[PROBLEM DESCRIPTION] Return the complete listing that follows, with each line reproduced exactly.
- - -
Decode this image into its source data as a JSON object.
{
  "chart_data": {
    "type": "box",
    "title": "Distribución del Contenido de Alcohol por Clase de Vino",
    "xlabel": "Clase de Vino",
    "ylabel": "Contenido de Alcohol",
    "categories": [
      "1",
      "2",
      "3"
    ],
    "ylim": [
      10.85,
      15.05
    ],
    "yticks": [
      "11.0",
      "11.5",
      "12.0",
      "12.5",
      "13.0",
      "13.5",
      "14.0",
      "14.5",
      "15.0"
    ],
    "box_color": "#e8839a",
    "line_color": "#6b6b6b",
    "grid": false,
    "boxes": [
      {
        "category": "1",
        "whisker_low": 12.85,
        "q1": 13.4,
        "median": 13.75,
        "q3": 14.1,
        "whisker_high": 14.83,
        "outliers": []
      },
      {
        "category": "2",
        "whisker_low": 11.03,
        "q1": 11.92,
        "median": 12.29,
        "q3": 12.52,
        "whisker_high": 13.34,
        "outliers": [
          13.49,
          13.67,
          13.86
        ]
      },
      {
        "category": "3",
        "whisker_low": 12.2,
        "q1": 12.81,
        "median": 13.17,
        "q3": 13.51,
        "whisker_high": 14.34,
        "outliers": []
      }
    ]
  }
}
- - -
[WRITTEN ANSWER]
Decode this image into its source data as a JSON object.
{
  "chart_data": {
    "type": "box",
    "title": "Distribución del Contenido de Alcohol por Clase de Vino",
    "xlabel": "Clase de Vino",
    "ylabel": "Contenido de Alcohol",
    "categories": [
      "1",
      "2",
      "3"
    ],
    "ylim": [
      10.85,
      15.05
    ],
    "yticks": [
      "11.0",
      "11.5",
      "12.0",
      "12.5",
      "13.0",
      "13.5",
      "14.0",
      "14.5",
      "15.0"
    ],
    "box_color": "#e8839a",
    "line_color": "#6b6b6b",
    "grid": false,
    "boxes": [
      {
        "category": "1",
        "whisker_low": 12.85,
        "q1": 13.4,
        "median": 13.75,
        "q3": 14.1,
        "whisker_high": 14.83,
        "outliers": []
      },
      {
        "category": "2",
        "whisker_low": 11.03,
        "q1": 11.92,
        "median": 12.29,
        "q3": 12.52,
        "whisker_high": 13.34,
        "outliers": [
          13.49,
          13.67,
          13.86
        ]
      },
      {
        "category": "3",
        "whisker_low": 12.2,
        "q1": 12.81,
        "median": 13.17,
        "q3": 13.51,
        "whisker_high": 14.34,
        "outliers": []
      }
    ]
  }
}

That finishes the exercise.